Dataset items
┌──

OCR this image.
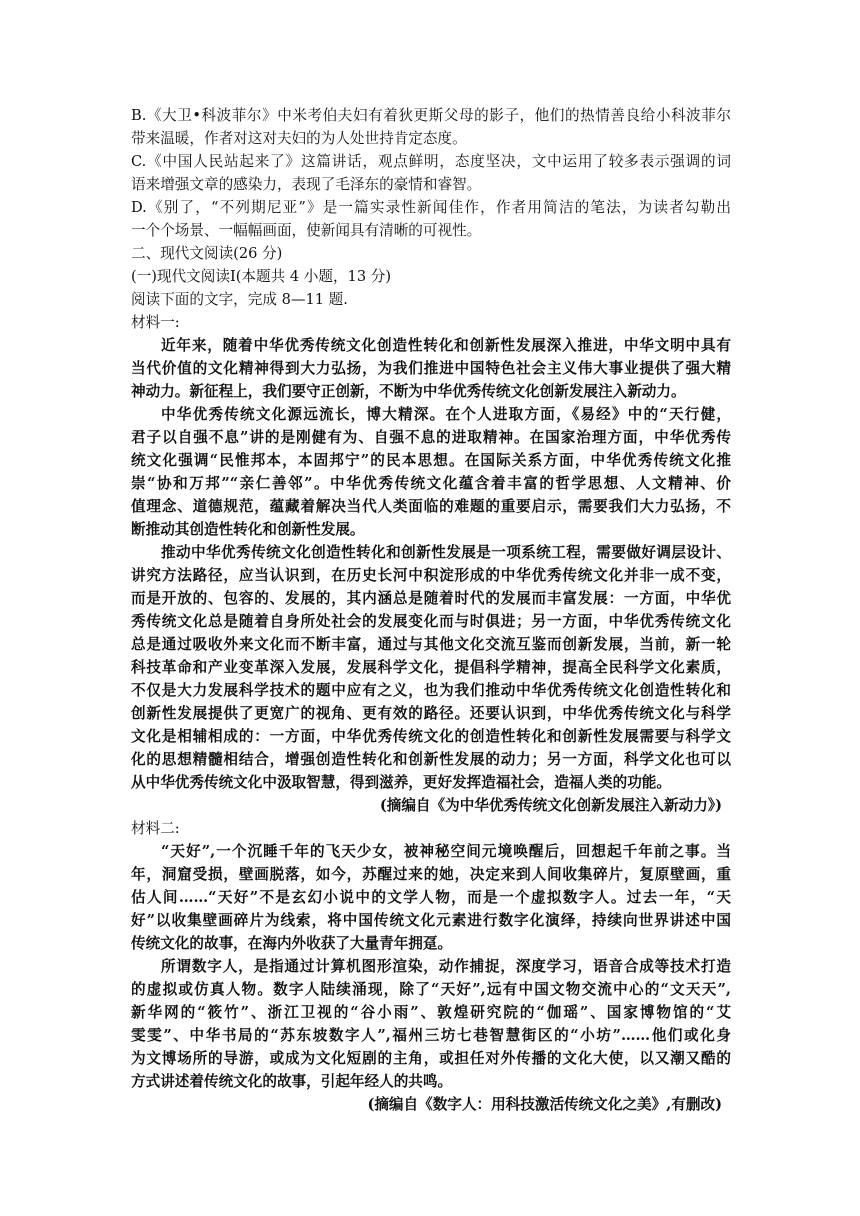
B.《大卫•科波菲尔》中米考伯夫妇有着狄更斯父母的影子，他们的热情善良给小科波菲尔
带来温暖，作者对这对夫妇的为人处世持肯定态度。
C.《中国人民站起来了》这篇讲话，观点鲜明，态度坚决，文中运用了较多表示强调的词
语来增强文章的感染力，表现了毛泽东的豪情和睿智。
D.《别了，“不列期尼亚”》是一篇实录性新闻佳作，作者用简洁的笔法，为读者勾勒出
一个个场景、一幅幅画面，使新闻具有清晰的可视性。
二、现代文阅读(26 分)
(一)现代文阅读Ⅰ(本题共 4 小题，13 分)
阅读下面的文字，完成 8—11 题.
材料一:
近年来，随着中华优秀传统文化创造性转化和创新性发展深入推进，中华文明中具有
当代价值的文化精神得到大力弘扬，为我们推进中国特色社会主义伟大事业提供了强大精
神动力。新征程上，我们要守正创新，不断为中华优秀传统文化创新发展注入新动力。
中华优秀传统文化源远流长，博大精深。在个人进取方面，《易经》中的“天行健，
君子以自强不息”讲的是刚健有为、自强不息的进取精神。在国家治理方面，中华优秀传
统文化强调“民惟邦本，本固邦宁”的民本思想。在国际关系方面，中华优秀传统文化推
崇“协和万邦”“亲仁善邻”。中华优秀传统文化蕴含着丰富的哲学思想、人文精神、价
值理念、道德规范，蕴藏着解决当代人类面临的难题的重要启示，需要我们大力弘扬，不
断推动其创造性转化和创新性发展。
推动中华优秀传统文化创造性转化和创新性发展是一项系统工程，需要做好调层设计、
讲究方法路径，应当认识到，在历史长河中积淀形成的中华优秀传统文化并非一成不变，
而是开放的、包容的、发展的，其内涵总是随着时代的发展而丰富发展：一方面，中华优
秀传统文化总是随着自身所处社会的发展变化而与时俱进；另一方面，中华优秀传统文化
总是通过吸收外来文化而不断丰富，通过与其他文化交流互鉴而创新发展，当前，新一轮
科技革命和产业变革深入发展，发展科学文化，提倡科学精神，提高全民科学文化素质，
不仅是大力发展科学技术的题中应有之义，也为我们推动中华优秀传统文化创造性转化和
创新性发展提供了更宽广的视角、更有效的路径。还要认识到，中华优秀传统文化与科学
文化是相辅相成的：一方面，中华优秀传统文化的创造性转化和创新性发展需要与科学文
化的思想精髓相结合，增强创造性转化和创新性发展的动力；另一方面，科学文化也可以
从中华优秀传统文化中汲取智慧，得到滋养，更好发挥造福社会，造福人类的功能。
(摘编自《为中华优秀传统文化创新发展注入新动力》)
材料二:
“天好”,一个沉睡千年的飞天少女，被神秘空间元境唤醒后，回想起千年前之事。当
年，洞窟受损，壁画脱落，如今，苏醒过来的她，决定来到人间收集碎片，复原壁画，重
估人间……“天好”不是玄幻小说中的文学人物，而是一个虚拟数字人。过去一年，“天
好”以收集壁画碎片为线索，将中国传统文化元素进行数字化演绎，持续向世界讲述中国
传统文化的故事，在海内外收获了大量青年拥趸。
所谓数字人，是指通过计算机图形渲染，动作捕捉，深度学习，语音合成等技术打造
的虚拟或仿真人物。数字人陆续涌现，除了“天好”,远有中国文物交流中心的“文天天”,
新华网的“筱竹”、浙江卫视的“谷小雨”、敦煌研究院的“伽瑶”、国家博物馆的“艾
雯雯”、中华书局的“苏东坡数字人”,福州三坊七巷智慧街区的“小坊”……他们或化身
为文博场所的导游，或成为文化短剧的主角，或担任对外传播的文化大使，以又潮又酷的
方式讲述着传统文化的故事，引起年经人的共鸣。
(摘编自《数字人：用科技激活传统文化之美》,有删改)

└──

Transcribe every entry above exactly. Omit all pictures.

OCR this image.
B.《大卫•科波菲尔》中米考伯夫妇有着狄更斯父母的影子，他们的热情善良给小科波菲尔
带来温暖，作者对这对夫妇的为人处世持肯定态度。
C.《中国人民站起来了》这篇讲话，观点鲜明，态度坚决，文中运用了较多表示强调的词
语来增强文章的感染力，表现了毛泽东的豪情和睿智。
D.《别了，“不列期尼亚”》是一篇实录性新闻佳作，作者用简洁的笔法，为读者勾勒出
一个个场景、一幅幅画面，使新闻具有清晰的可视性。
二、现代文阅读(26 分)
(一)现代文阅读Ⅰ(本题共 4 小题，13 分)
阅读下面的文字，完成 8—11 题.
材料一:
近年来，随着中华优秀传统文化创造性转化和创新性发展深入推进，中华文明中具有
当代价值的文化精神得到大力弘扬，为我们推进中国特色社会主义伟大事业提供了强大精
神动力。新征程上，我们要守正创新，不断为中华优秀传统文化创新发展注入新动力。
中华优秀传统文化源远流长，博大精深。在个人进取方面，《易经》中的“天行健，
君子以自强不息”讲的是刚健有为、自强不息的进取精神。在国家治理方面，中华优秀传
统文化强调“民惟邦本，本固邦宁”的民本思想。在国际关系方面，中华优秀传统文化推
崇“协和万邦”“亲仁善邻”。中华优秀传统文化蕴含着丰富的哲学思想、人文精神、价
值理念、道德规范，蕴藏着解决当代人类面临的难题的重要启示，需要我们大力弘扬，不
断推动其创造性转化和创新性发展。
推动中华优秀传统文化创造性转化和创新性发展是一项系统工程，需要做好调层设计、
讲究方法路径，应当认识到，在历史长河中积淀形成的中华优秀传统文化并非一成不变，
而是开放的、包容的、发展的，其内涵总是随着时代的发展而丰富发展：一方面，中华优
秀传统文化总是随着自身所处社会的发展变化而与时俱进；另一方面，中华优秀传统文化
总是通过吸收外来文化而不断丰富，通过与其他文化交流互鉴而创新发展，当前，新一轮
科技革命和产业变革深入发展，发展科学文化，提倡科学精神，提高全民科学文化素质，
不仅是大力发展科学技术的题中应有之义，也为我们推动中华优秀传统文化创造性转化和
创新性发展提供了更宽广的视角、更有效的路径。还要认识到，中华优秀传统文化与科学
文化是相辅相成的：一方面，中华优秀传统文化的创造性转化和创新性发展需要与科学文
化的思想精髓相结合，增强创造性转化和创新性发展的动力；另一方面，科学文化也可以
从中华优秀传统文化中汲取智慧，得到滋养，更好发挥造福社会，造福人类的功能。
(摘编自《为中华优秀传统文化创新发展注入新动力》)
材料二:
“天好”,一个沉睡千年的飞天少女，被神秘空间元境唤醒后，回想起千年前之事。当
年，洞窟受损，壁画脱落，如今，苏醒过来的她，决定来到人间收集碎片，复原壁画，重
估人间……“天好”不是玄幻小说中的文学人物，而是一个虚拟数字人。过去一年，“天
好”以收集壁画碎片为线索，将中国传统文化元素进行数字化演绎，持续向世界讲述中国
传统文化的故事，在海内外收获了大量青年拥趸。
所谓数字人，是指通过计算机图形渲染，动作捕捉，深度学习，语音合成等技术打造
的虚拟或仿真人物。数字人陆续涌现，除了“天好”,远有中国文物交流中心的“文天天”,
新华网的“筱竹”、浙江卫视的“谷小雨”、敦煌研究院的“伽瑶”、国家博物馆的“艾
雯雯”、中华书局的“苏东坡数字人”,福州三坊七巷智慧街区的“小坊”……他们或化身
为文博场所的导游，或成为文化短剧的主角，或担任对外传播的文化大使，以又潮又酷的
方式讲述着传统文化的故事，引起年经人的共鸣。
(摘编自《数字人：用科技激活传统文化之美》,有删改)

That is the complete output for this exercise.